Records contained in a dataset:

↓↓↓

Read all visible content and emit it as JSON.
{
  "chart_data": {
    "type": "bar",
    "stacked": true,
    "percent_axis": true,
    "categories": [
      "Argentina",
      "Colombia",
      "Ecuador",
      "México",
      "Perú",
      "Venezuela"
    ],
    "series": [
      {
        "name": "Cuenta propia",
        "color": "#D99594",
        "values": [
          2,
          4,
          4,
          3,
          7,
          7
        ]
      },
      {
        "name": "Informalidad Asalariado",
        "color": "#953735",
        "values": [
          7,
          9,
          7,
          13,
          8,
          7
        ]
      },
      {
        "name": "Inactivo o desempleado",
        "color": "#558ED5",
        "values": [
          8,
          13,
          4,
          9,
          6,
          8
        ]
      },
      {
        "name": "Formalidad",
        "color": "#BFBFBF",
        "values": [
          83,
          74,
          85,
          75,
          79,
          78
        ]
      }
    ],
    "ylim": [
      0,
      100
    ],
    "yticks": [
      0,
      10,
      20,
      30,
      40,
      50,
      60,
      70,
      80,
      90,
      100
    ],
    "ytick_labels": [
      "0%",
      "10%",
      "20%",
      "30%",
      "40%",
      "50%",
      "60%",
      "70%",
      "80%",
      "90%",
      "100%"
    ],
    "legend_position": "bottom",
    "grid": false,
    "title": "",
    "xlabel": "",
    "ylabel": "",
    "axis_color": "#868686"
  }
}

↑↑↑
↓↓↓

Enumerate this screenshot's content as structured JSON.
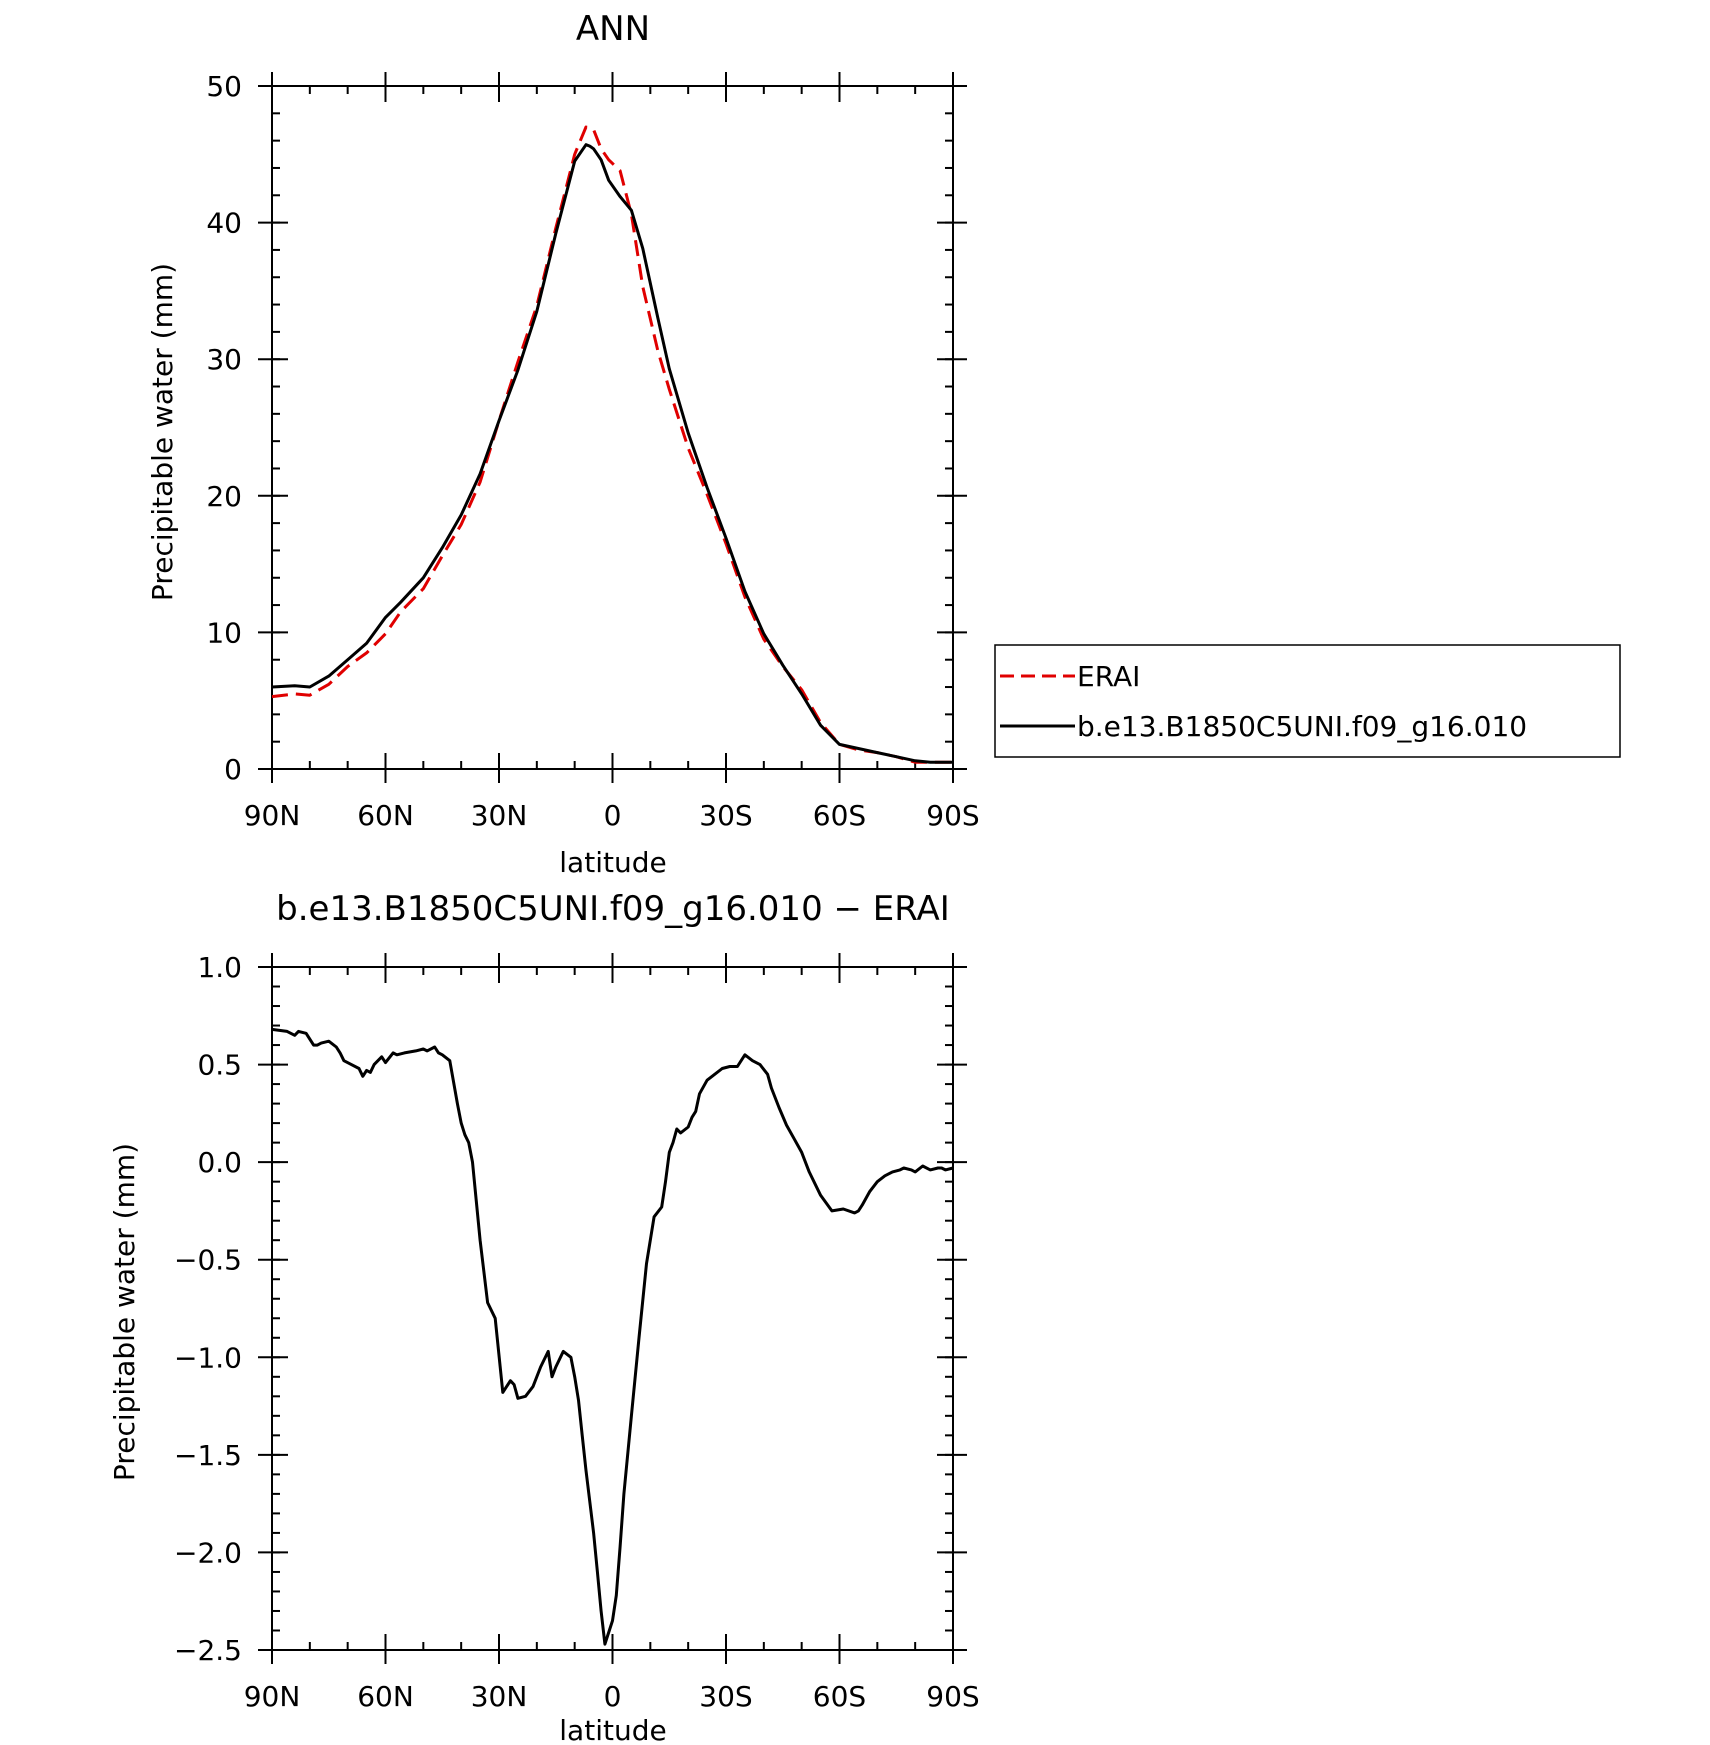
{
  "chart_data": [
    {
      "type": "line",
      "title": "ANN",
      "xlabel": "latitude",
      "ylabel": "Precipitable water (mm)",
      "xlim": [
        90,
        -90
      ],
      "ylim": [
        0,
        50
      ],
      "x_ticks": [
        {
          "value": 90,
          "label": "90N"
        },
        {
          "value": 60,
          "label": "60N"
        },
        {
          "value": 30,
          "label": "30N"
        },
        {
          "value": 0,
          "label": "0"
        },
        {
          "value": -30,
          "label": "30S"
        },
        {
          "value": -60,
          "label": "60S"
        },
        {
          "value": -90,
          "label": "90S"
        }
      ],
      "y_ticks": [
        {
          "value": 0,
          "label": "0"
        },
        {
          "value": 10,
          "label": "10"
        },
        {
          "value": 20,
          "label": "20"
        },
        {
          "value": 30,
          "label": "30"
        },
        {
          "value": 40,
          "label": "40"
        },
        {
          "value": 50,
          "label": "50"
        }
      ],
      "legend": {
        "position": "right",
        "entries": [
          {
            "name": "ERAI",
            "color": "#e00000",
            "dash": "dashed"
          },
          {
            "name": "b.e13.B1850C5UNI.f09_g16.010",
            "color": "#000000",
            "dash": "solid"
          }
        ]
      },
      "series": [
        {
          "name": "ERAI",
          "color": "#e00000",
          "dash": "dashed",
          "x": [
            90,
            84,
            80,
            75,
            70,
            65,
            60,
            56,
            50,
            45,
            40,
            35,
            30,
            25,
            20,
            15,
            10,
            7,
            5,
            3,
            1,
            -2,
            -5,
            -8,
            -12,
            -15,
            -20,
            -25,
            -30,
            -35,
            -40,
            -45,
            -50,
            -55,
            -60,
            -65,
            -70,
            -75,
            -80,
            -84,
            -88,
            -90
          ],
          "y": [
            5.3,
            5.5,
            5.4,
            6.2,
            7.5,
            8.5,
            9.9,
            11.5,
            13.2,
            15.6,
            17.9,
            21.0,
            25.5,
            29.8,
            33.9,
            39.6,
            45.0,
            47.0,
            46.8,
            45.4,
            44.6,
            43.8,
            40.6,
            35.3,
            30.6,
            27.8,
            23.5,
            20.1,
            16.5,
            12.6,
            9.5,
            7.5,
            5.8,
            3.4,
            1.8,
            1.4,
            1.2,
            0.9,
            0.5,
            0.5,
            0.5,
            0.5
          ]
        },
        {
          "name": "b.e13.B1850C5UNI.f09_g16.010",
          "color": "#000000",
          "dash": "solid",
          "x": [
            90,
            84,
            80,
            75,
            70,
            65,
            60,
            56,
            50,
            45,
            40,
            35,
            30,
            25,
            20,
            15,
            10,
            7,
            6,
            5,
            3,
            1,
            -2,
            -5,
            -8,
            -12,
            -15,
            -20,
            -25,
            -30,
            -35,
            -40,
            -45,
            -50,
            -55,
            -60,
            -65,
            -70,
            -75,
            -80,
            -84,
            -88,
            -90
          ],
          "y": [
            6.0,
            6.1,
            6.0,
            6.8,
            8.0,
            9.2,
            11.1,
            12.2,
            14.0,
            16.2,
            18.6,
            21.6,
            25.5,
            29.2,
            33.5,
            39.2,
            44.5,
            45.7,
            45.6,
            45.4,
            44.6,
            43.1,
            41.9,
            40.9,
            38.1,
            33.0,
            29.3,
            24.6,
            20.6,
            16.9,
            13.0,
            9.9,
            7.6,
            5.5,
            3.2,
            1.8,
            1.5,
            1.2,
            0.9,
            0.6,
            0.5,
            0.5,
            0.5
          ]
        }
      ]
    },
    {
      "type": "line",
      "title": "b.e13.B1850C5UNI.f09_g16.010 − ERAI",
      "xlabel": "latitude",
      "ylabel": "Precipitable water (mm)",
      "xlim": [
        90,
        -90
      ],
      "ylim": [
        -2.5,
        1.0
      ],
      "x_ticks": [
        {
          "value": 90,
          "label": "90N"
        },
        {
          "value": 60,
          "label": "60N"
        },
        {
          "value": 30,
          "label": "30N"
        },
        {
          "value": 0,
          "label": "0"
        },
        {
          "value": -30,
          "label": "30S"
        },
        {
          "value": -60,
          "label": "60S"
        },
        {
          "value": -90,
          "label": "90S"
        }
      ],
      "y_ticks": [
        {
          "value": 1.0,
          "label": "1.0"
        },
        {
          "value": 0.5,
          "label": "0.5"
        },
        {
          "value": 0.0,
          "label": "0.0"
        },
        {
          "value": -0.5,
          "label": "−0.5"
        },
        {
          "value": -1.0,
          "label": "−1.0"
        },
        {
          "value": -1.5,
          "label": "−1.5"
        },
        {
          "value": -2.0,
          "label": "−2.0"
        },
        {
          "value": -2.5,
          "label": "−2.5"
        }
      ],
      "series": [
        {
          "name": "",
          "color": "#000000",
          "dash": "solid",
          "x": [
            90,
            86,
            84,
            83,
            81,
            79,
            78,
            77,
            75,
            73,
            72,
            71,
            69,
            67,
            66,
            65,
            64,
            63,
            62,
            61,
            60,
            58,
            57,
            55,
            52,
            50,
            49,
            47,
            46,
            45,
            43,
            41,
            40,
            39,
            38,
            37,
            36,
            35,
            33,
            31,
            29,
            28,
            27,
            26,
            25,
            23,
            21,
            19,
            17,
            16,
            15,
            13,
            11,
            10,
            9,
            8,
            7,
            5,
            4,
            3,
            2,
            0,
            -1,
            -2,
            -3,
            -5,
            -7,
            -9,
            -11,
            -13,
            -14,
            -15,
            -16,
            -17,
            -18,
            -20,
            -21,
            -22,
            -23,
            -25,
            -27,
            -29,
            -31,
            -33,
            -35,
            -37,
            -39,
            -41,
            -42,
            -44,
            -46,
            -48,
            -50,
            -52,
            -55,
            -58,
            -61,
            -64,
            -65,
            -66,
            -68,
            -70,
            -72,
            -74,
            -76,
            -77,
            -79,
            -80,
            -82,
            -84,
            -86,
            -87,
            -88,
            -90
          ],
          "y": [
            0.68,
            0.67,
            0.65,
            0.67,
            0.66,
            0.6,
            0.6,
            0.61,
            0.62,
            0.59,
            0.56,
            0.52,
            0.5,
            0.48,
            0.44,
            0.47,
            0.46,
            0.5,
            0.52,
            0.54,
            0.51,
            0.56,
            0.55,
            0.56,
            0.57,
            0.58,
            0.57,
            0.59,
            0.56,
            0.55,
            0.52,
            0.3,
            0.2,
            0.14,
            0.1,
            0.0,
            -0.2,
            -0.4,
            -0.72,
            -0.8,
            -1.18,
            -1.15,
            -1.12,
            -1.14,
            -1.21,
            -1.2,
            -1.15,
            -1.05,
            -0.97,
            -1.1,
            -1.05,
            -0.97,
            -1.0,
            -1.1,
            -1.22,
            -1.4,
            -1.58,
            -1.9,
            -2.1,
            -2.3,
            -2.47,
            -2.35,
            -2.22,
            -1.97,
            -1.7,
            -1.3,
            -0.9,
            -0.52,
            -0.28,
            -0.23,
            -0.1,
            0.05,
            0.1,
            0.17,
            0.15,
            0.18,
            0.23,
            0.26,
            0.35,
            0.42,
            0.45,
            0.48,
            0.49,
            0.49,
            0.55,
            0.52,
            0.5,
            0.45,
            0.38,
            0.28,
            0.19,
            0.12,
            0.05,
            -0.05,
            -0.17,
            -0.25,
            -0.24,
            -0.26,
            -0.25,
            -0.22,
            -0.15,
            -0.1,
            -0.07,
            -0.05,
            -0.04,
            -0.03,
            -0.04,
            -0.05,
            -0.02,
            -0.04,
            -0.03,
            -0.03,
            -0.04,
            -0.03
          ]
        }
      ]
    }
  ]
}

↑↑↑

PROBLEM STATEMENT: Which lines contain the word "title"? Copy each of them.

TASK ANSWER:
    "title": "",
      "title": "ANN",
      "title": "b.e13.B1850C5UNI.f09_g16.010 − ERAI",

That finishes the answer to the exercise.